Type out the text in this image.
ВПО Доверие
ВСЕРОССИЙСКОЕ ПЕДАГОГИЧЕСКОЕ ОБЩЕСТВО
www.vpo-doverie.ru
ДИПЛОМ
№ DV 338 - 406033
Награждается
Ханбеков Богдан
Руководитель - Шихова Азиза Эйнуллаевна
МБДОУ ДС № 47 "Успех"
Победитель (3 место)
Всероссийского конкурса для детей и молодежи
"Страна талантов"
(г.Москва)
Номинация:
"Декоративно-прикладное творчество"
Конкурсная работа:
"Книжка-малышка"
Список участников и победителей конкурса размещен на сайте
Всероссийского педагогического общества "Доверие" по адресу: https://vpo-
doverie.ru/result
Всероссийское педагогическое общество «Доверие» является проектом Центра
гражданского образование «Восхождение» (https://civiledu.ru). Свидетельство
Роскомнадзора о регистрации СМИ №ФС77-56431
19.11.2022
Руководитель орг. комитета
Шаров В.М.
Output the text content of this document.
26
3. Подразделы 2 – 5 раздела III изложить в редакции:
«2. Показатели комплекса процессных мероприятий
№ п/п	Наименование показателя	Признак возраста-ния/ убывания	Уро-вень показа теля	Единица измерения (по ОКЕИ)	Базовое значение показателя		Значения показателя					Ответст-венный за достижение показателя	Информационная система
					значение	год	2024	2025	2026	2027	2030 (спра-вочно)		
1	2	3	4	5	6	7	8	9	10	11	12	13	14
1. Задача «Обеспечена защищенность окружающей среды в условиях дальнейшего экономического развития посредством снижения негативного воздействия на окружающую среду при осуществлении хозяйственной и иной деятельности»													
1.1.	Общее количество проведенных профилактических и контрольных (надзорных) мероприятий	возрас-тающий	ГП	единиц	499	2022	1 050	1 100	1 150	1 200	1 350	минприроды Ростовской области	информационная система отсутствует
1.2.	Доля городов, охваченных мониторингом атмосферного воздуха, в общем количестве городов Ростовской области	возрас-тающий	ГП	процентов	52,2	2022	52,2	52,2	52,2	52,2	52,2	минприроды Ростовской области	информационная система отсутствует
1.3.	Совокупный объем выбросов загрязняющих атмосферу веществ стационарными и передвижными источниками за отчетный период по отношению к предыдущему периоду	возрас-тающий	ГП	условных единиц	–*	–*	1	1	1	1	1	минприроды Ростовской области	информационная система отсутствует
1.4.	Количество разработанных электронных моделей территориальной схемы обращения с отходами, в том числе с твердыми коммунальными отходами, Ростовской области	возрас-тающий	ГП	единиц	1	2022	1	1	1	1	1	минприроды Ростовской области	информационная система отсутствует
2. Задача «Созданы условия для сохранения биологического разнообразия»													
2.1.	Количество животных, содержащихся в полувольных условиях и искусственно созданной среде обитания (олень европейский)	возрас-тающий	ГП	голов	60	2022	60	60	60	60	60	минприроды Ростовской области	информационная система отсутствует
::::
◆ **WHAT IS NEEDED**: The listing above should be transcribed in full, exactly as written.

◆ **RESULT**:
Type out the text in this image.
ВПО Доверие
ВСЕРОССИЙСКОЕ ПЕДАГОГИЧЕСКОЕ ОБЩЕСТВО
www.vpo-doverie.ru
ДИПЛОМ
№ DV 338 - 406033
Награждается
Ханбеков Богдан
Руководитель - Шихова Азиза Эйнуллаевна
МБДОУ ДС № 47 "Успех"
Победитель (3 место)
Всероссийского конкурса для детей и молодежи
"Страна талантов"
(г.Москва)
Номинация:
"Декоративно-прикладное творчество"
Конкурсная работа:
"Книжка-малышка"
Список участников и победителей конкурса размещен на сайте
Всероссийского педагогического общества "Доверие" по адресу: https://vpo-
doverie.ru/result
Всероссийское педагогическое общество «Доверие» является проектом Центра
гражданского образование «Восхождение» (https://civiledu.ru). Свидетельство
Роскомнадзора о регистрации СМИ №ФС77-56431
19.11.2022
Руководитель орг. комитета
Шаров В.М.
Output the text content of this document.
26
3. Подразделы 2 – 5 раздела III изложить в редакции:
«2. Показатели комплекса процессных мероприятий
№ п/п	Наименование показателя	Признак возраста-ния/ убывания	Уро-вень показа теля	Единица измерения (по ОКЕИ)	Базовое значение показателя		Значения показателя					Ответст-венный за достижение показателя	Информационная система
					значение	год	2024	2025	2026	2027	2030 (спра-вочно)		
1	2	3	4	5	6	7	8	9	10	11	12	13	14
1. Задача «Обеспечена защищенность окружающей среды в условиях дальнейшего экономического развития посредством снижения негативного воздействия на окружающую среду при осуществлении хозяйственной и иной деятельности»													
1.1.	Общее количество проведенных профилактических и контрольных (надзорных) мероприятий	возрас-тающий	ГП	единиц	499	2022	1 050	1 100	1 150	1 200	1 350	минприроды Ростовской области	информационная система отсутствует
1.2.	Доля городов, охваченных мониторингом атмосферного воздуха, в общем количестве городов Ростовской области	возрас-тающий	ГП	процентов	52,2	2022	52,2	52,2	52,2	52,2	52,2	минприроды Ростовской области	информационная система отсутствует
1.3.	Совокупный объем выбросов загрязняющих атмосферу веществ стационарными и передвижными источниками за отчетный период по отношению к предыдущему периоду	возрас-тающий	ГП	условных единиц	–*	–*	1	1	1	1	1	минприроды Ростовской области	информационная система отсутствует
1.4.	Количество разработанных электронных моделей территориальной схемы обращения с отходами, в том числе с твердыми коммунальными отходами, Ростовской области	возрас-тающий	ГП	единиц	1	2022	1	1	1	1	1	минприроды Ростовской области	информационная система отсутствует
2. Задача «Созданы условия для сохранения биологического разнообразия»													
2.1.	Количество животных, содержащихся в полувольных условиях и искусственно созданной среде обитания (олень европейский)	возрас-тающий	ГП	голов	60	2022	60	60	60	60	60	минприроды Ростовской области	информационная система отсутствует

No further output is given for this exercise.